I missed a vital perspective towards conversation: It’s not about being insightful, knowledgeable, logical, or concise; it’s about getting the other person into an open and receptive state. I’ve categorized people’s states as

  • Resistance
  • Defensive
  • Talking
  • Listening
  • Influenced(our goal)

In 95% of the conversation, both parties start in the talking state and will stay there until the end. Sometimes, such conversations turned into a debate, then a quarrel. Other times, they politely adjourn while believing the counterpart is unreasonable, short-sighted, or stupid.

The skill of driving a conversation is to navigate through the states, depending on various factors, before reaching the goal of influence.

From Talking to Listening

At work, you enter a meeting ready to talk, present, and persuade. You are either talking or preparing to talk. Chances are you will leave the meeting frustrated. Your counterpart will hear your voice but won’t listen to a word you said. It’s because they are in the Talking state, too; no one will listen when in that state.

“Why won’t anyone listen to me?”, it’s because you didn’t listen to them either!

In such situations, your only correct action is to transit your counterpart into the listening state via empathetic listening. The goal is to truly understand the other person, even with lots of effort. The techniques of empathetic listening, as illustrated in Never Split The Difference by Chris Voss, are mirroring and labeling.

  • Mirroring: Repeating the last phrase the other person just said
  • Labeling: Rephrase whatever the other person said with your expression

Through mirroring and labeling, the counterpart will see you as someone who understands, rare in humankind. So they will treasure the moment with you and be open to hearing whatever you want to say. Only at this point, your prepared logic and facts may come into play, but they are still weak choices as you will find in the next section.

Listed entries
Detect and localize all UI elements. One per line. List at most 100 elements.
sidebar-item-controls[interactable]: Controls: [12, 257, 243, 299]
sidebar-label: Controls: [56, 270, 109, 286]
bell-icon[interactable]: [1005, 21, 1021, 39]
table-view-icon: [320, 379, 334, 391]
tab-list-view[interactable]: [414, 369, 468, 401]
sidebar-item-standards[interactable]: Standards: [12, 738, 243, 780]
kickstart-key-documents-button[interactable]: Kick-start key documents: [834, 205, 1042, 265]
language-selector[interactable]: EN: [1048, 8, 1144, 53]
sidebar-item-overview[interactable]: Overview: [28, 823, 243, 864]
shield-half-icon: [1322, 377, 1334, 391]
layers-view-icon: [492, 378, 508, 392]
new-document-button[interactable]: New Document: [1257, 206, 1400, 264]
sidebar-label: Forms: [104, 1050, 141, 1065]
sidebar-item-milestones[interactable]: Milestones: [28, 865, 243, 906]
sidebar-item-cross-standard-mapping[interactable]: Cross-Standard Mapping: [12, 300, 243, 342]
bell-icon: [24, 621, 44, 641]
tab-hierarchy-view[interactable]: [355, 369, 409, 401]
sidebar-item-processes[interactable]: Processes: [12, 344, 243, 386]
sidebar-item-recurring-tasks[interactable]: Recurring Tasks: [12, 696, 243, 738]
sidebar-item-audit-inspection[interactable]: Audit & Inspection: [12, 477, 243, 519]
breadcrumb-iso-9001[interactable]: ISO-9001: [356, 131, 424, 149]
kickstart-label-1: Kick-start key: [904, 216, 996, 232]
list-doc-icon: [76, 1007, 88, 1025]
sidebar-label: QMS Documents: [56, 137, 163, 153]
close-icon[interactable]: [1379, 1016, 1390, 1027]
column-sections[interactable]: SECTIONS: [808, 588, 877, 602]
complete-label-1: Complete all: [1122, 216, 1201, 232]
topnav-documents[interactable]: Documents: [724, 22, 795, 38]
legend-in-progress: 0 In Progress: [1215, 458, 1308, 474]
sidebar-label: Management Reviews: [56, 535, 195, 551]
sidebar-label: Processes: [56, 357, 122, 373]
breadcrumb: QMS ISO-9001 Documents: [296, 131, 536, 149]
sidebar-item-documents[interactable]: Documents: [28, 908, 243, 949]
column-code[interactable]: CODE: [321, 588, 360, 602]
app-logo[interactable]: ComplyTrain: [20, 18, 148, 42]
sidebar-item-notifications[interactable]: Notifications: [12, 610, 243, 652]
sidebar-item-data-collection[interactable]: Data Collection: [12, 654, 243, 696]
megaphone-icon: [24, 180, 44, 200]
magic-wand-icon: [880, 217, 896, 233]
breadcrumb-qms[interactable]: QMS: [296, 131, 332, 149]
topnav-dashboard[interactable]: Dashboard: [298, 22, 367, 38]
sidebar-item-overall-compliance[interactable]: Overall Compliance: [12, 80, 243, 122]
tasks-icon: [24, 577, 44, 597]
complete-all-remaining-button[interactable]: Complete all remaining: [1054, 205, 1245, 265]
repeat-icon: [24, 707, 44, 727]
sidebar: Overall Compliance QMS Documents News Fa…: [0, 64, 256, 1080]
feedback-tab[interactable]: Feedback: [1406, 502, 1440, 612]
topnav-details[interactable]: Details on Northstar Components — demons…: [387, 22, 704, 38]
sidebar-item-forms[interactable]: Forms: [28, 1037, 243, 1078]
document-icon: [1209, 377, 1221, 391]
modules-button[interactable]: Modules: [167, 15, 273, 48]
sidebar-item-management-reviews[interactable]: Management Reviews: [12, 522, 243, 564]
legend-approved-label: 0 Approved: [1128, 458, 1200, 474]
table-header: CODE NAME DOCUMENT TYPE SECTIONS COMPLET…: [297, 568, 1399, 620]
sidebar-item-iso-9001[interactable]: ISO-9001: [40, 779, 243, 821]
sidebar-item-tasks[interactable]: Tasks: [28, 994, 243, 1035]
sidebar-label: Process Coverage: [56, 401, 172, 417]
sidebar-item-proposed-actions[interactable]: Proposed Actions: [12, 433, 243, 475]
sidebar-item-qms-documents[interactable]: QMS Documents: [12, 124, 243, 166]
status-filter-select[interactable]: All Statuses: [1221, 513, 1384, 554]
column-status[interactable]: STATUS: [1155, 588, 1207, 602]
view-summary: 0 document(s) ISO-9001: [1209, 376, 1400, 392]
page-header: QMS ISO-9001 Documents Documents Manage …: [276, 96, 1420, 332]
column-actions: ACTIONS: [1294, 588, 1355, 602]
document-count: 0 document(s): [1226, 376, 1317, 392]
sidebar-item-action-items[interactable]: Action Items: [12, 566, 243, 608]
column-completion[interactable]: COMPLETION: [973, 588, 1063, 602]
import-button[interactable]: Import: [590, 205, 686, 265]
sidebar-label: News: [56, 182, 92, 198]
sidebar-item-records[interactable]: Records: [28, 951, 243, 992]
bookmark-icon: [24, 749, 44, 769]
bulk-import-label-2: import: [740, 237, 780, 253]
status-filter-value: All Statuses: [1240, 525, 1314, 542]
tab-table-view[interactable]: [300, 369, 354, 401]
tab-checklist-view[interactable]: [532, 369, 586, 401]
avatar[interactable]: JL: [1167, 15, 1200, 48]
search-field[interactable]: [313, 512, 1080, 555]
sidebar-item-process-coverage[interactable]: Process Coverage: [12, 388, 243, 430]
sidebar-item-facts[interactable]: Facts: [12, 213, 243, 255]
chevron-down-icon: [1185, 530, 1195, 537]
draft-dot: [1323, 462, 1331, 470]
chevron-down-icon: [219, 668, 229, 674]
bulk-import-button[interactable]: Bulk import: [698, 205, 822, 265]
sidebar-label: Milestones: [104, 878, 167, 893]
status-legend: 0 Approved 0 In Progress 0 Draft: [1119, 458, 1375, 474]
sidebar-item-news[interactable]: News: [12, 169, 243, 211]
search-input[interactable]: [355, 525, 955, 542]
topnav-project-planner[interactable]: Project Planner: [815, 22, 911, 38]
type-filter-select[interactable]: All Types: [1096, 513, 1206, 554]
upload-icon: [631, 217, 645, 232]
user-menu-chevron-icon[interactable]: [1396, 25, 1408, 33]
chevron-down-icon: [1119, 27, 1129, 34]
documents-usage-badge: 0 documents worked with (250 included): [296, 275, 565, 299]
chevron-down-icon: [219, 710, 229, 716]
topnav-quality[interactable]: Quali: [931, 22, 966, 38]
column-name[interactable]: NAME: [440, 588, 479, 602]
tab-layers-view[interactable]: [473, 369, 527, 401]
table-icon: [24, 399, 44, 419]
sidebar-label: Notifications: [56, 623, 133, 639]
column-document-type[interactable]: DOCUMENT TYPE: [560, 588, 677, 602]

Work to complete
In the conversation-states text, what are the two techniques of empathetic listening? Answer from the text alone.

Solution to the exercise
Mirroring and labeling.